Element region listings
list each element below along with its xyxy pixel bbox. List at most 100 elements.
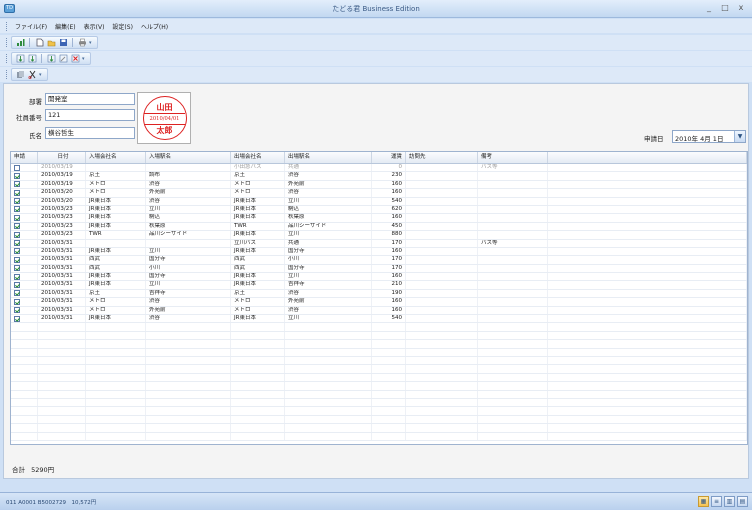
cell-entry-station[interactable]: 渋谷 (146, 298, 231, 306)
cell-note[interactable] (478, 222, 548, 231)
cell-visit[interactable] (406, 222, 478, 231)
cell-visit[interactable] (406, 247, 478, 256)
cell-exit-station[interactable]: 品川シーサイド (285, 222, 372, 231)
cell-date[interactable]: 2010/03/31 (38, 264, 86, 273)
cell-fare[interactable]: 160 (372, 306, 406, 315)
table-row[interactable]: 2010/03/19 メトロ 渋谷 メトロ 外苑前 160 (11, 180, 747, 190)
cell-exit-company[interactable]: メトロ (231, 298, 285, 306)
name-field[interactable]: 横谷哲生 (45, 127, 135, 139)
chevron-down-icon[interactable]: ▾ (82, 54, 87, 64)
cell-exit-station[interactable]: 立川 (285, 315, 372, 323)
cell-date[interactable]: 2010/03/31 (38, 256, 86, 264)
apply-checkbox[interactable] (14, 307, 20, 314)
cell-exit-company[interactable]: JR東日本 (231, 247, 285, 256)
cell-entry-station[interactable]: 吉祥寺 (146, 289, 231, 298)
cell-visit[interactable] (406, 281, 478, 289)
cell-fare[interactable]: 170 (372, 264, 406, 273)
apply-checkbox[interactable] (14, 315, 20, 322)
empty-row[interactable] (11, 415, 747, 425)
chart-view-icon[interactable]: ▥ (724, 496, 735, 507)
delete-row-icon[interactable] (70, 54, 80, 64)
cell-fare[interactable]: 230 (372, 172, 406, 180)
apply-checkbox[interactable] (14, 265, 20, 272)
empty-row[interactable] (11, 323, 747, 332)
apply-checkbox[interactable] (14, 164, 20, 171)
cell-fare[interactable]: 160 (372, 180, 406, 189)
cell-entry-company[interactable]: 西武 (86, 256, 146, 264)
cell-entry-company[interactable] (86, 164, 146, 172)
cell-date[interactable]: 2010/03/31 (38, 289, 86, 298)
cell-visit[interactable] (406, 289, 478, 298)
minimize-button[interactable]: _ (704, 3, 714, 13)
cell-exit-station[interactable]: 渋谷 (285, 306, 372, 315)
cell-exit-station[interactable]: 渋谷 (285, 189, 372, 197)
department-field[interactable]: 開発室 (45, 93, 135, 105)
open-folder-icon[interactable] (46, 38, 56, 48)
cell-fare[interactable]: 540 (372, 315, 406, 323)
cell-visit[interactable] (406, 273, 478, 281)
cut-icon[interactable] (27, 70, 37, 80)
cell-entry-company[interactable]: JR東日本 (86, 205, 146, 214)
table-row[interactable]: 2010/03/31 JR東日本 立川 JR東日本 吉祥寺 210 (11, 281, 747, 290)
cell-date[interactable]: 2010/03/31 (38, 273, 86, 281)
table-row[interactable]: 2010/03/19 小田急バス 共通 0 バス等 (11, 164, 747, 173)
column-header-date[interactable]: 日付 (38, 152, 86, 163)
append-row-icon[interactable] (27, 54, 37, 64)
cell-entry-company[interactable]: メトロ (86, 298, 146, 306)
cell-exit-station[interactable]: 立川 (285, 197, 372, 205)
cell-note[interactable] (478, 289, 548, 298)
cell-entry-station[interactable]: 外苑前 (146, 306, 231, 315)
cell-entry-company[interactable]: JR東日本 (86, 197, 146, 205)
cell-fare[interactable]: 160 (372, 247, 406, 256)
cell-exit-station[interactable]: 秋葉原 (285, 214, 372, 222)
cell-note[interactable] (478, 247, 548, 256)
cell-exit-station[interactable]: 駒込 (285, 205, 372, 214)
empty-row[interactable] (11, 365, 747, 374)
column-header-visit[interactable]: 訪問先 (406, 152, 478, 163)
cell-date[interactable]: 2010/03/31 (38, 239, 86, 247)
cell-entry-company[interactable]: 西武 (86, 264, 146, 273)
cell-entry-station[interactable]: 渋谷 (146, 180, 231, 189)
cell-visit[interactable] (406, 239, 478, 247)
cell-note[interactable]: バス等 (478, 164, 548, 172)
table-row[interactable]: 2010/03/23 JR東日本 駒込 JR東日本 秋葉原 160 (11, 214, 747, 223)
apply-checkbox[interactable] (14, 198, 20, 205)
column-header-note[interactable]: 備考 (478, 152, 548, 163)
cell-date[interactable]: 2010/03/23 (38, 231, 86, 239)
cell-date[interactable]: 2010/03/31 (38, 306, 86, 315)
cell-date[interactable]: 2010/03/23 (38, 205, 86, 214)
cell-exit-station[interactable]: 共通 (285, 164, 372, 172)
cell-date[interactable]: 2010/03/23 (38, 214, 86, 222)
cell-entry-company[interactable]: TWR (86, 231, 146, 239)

Work to be completed: Copy every line of the items above word for word, leaving out the pictures.

Exercise solution:
list each element below along with its xyxy pixel bbox. List at most 100 elements.
cell-entry-station[interactable]: 渋谷 (146, 298, 231, 306)
cell-note[interactable] (478, 222, 548, 231)
cell-visit[interactable] (406, 222, 478, 231)
cell-visit[interactable] (406, 247, 478, 256)
cell-exit-station[interactable]: 品川シーサイド (285, 222, 372, 231)
cell-date[interactable]: 2010/03/31 (38, 264, 86, 273)
cell-fare[interactable]: 160 (372, 306, 406, 315)
table-row[interactable]: 2010/03/19 メトロ 渋谷 メトロ 外苑前 160 (11, 180, 747, 190)
cell-exit-company[interactable]: メトロ (231, 298, 285, 306)
name-field[interactable]: 横谷哲生 (45, 127, 135, 139)
chevron-down-icon[interactable]: ▾ (82, 54, 87, 64)
cell-exit-station[interactable]: 立川 (285, 315, 372, 323)
cell-date[interactable]: 2010/03/31 (38, 256, 86, 264)
apply-checkbox[interactable] (14, 307, 20, 314)
cell-exit-company[interactable]: JR東日本 (231, 247, 285, 256)
cell-entry-station[interactable]: 吉祥寺 (146, 289, 231, 298)
cell-visit[interactable] (406, 281, 478, 289)
cell-fare[interactable]: 170 (372, 264, 406, 273)
apply-checkbox[interactable] (14, 315, 20, 322)
empty-row[interactable] (11, 415, 747, 425)
chart-view-icon[interactable]: ▥ (724, 496, 735, 507)
delete-row-icon[interactable] (70, 54, 80, 64)
cell-fare[interactable]: 230 (372, 172, 406, 180)
apply-checkbox[interactable] (14, 265, 20, 272)
empty-row[interactable] (11, 323, 747, 332)
apply-checkbox[interactable] (14, 164, 20, 171)
cell-fare[interactable]: 160 (372, 180, 406, 189)
cell-entry-company[interactable]: 西武 (86, 256, 146, 264)
cell-entry-company[interactable] (86, 164, 146, 172)
cell-date[interactable]: 2010/03/31 (38, 289, 86, 298)
cell-visit[interactable] (406, 289, 478, 298)
minimize-button[interactable]: _ (704, 3, 714, 13)
cell-exit-station[interactable]: 渋谷 (285, 306, 372, 315)
cell-exit-station[interactable]: 渋谷 (285, 189, 372, 197)
department-field[interactable]: 開発室 (45, 93, 135, 105)
open-folder-icon[interactable] (46, 38, 56, 48)
cell-fare[interactable]: 540 (372, 315, 406, 323)
cell-visit[interactable] (406, 273, 478, 281)
cut-icon[interactable] (27, 70, 37, 80)
cell-entry-company[interactable]: JR東日本 (86, 205, 146, 214)
table-row[interactable]: 2010/03/31 JR東日本 立川 JR東日本 吉祥寺 210 (11, 281, 747, 290)
cell-date[interactable]: 2010/03/31 (38, 273, 86, 281)
table-row[interactable]: 2010/03/19 小田急バス 共通 0 バス等 (11, 164, 747, 173)
column-header-date[interactable]: 日付 (38, 152, 86, 163)
append-row-icon[interactable] (27, 54, 37, 64)
cell-entry-company[interactable]: メトロ (86, 298, 146, 306)
cell-exit-station[interactable]: 立川 (285, 197, 372, 205)
cell-note[interactable] (478, 289, 548, 298)
cell-entry-station[interactable]: 外苑前 (146, 306, 231, 315)
cell-entry-company[interactable]: JR東日本 (86, 197, 146, 205)
cell-fare[interactable]: 160 (372, 247, 406, 256)
cell-exit-station[interactable]: 秋葉原 (285, 214, 372, 222)
cell-note[interactable] (478, 247, 548, 256)
cell-exit-station[interactable]: 駒込 (285, 205, 372, 214)
empty-row[interactable] (11, 365, 747, 374)
column-header-visit[interactable]: 訪問先 (406, 152, 478, 163)
cell-date[interactable]: 2010/03/31 (38, 239, 86, 247)
cell-entry-company[interactable]: 西武 (86, 264, 146, 273)
cell-entry-station[interactable]: 渋谷 (146, 180, 231, 189)
cell-visit[interactable] (406, 239, 478, 247)
cell-note[interactable]: バス等 (478, 164, 548, 172)
table-row[interactable]: 2010/03/23 JR東日本 駒込 JR東日本 秋葉原 160 (11, 214, 747, 223)
apply-checkbox[interactable] (14, 198, 20, 205)
column-header-note[interactable]: 備考 (478, 152, 548, 163)
cell-date[interactable]: 2010/03/23 (38, 231, 86, 239)
cell-date[interactable]: 2010/03/31 (38, 306, 86, 315)
cell-date[interactable]: 2010/03/23 (38, 205, 86, 214)
cell-exit-station[interactable]: 共通 (285, 164, 372, 172)
cell-date[interactable]: 2010/03/23 (38, 214, 86, 222)
cell-entry-company[interactable]: TWR (86, 231, 146, 239)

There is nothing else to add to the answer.